## START Task input

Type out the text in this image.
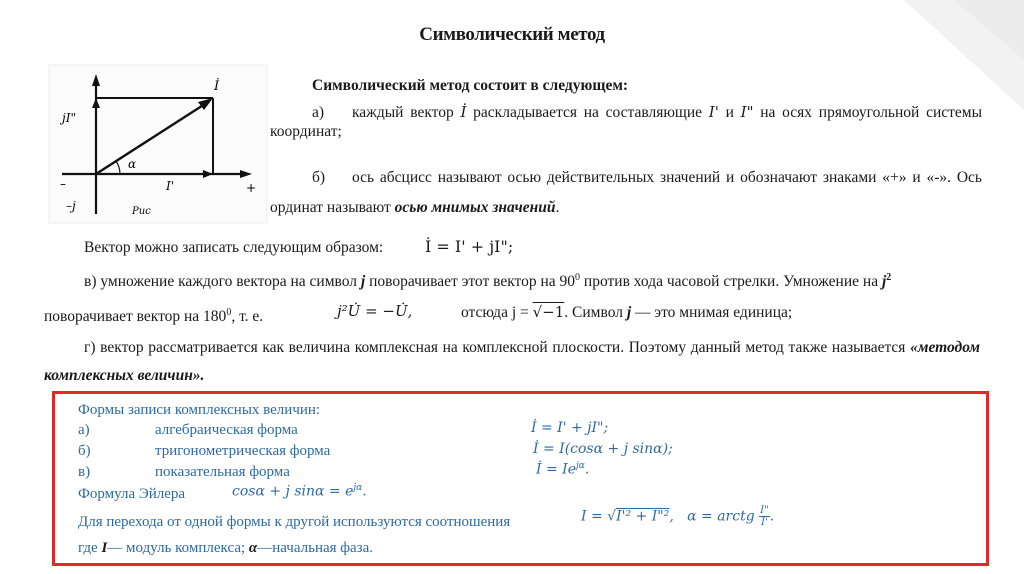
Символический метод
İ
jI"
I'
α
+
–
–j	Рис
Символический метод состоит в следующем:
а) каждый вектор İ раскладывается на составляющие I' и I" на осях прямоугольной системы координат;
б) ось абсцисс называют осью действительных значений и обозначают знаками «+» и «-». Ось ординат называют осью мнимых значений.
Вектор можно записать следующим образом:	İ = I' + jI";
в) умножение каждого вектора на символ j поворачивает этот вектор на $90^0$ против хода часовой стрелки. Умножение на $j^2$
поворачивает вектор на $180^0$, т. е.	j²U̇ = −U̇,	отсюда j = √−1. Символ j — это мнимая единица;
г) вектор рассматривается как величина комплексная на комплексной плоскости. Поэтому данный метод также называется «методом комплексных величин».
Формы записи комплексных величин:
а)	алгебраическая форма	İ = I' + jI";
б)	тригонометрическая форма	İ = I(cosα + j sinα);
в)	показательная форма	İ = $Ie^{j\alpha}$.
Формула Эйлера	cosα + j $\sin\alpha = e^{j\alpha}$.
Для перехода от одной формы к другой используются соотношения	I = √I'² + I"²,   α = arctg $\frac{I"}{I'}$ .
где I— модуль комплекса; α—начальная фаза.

## END Task input
## START Task input

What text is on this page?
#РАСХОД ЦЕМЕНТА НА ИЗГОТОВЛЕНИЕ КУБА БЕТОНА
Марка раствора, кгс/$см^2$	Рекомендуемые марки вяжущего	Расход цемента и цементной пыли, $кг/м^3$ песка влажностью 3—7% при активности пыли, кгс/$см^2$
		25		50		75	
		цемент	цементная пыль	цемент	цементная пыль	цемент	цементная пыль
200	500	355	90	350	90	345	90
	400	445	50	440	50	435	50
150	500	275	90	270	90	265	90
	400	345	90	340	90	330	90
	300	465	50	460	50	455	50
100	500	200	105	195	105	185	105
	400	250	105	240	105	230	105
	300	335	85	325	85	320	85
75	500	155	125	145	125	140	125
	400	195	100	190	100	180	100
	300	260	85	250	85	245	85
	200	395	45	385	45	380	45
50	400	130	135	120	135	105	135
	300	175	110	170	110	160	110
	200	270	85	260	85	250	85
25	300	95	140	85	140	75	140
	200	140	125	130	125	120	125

## END Task input

**Aim of the exercise**: Extract each line from the listing that holds the word "метод".

**Result for this exercise**:
Символический метод
Символический метод состоит в следующем:
г) вектор рассматривается как величина комплексная на комплексной плоскости. Поэтому данный метод также называется «методом комплексных величин».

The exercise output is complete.